Task prompt:
Output each entry that follows exactly. Images stay out.

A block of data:
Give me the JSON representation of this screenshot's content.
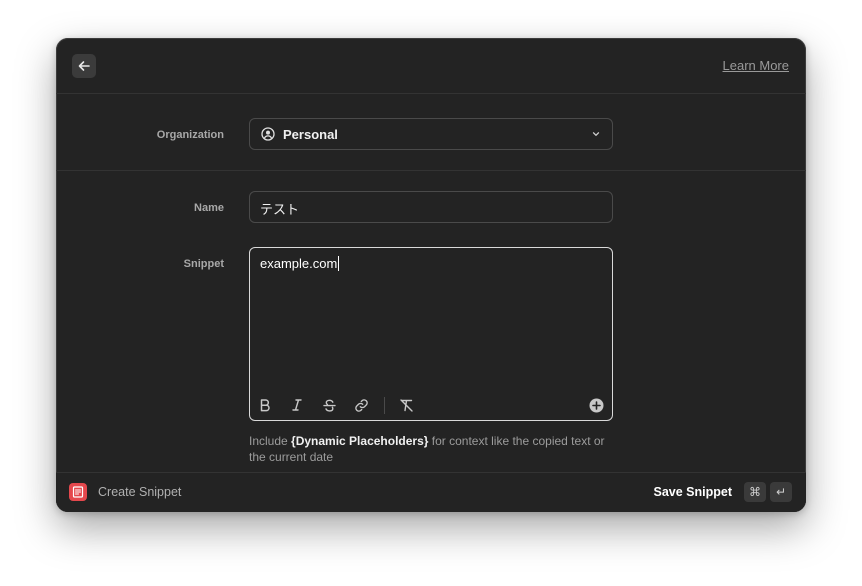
{
  "header": {
    "back_icon": "arrow-left-icon",
    "learn_more": "Learn More"
  },
  "form": {
    "organization": {
      "label": "Organization",
      "icon": "person-circle-icon",
      "value": "Personal"
    },
    "name": {
      "label": "Name",
      "value": "テスト"
    },
    "snippet": {
      "label": "Snippet",
      "value": "example.com",
      "toolbar": [
        "bold-icon",
        "italic-icon",
        "strikethrough-icon",
        "link-icon",
        "clear-format-icon",
        "add-placeholder-icon"
      ]
    },
    "hint": {
      "prefix": "Include ",
      "highlight": "{Dynamic Placeholders}",
      "suffix": " for context like the copied text or the current date"
    }
  },
  "footer": {
    "title": "Create Snippet",
    "app_icon_color": "#e5484d",
    "action_label": "Save Snippet",
    "shortcut_cmd": "⌘",
    "shortcut_enter": "↵"
  }
}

Exercise output:
Give me the JSON representation of this screenshot's content.
{
  "header": {
    "back_icon": "arrow-left-icon",
    "learn_more": "Learn More"
  },
  "form": {
    "organization": {
      "label": "Organization",
      "icon": "person-circle-icon",
      "value": "Personal"
    },
    "name": {
      "label": "Name",
      "value": "テスト"
    },
    "snippet": {
      "label": "Snippet",
      "value": "example.com",
      "toolbar": [
        "bold-icon",
        "italic-icon",
        "strikethrough-icon",
        "link-icon",
        "clear-format-icon",
        "add-placeholder-icon"
      ]
    },
    "hint": {
      "prefix": "Include ",
      "highlight": "{Dynamic Placeholders}",
      "suffix": " for context like the copied text or the current date"
    }
  },
  "footer": {
    "title": "Create Snippet",
    "app_icon_color": "#e5484d",
    "action_label": "Save Snippet",
    "shortcut_cmd": "⌘",
    "shortcut_enter": "↵"
  }
}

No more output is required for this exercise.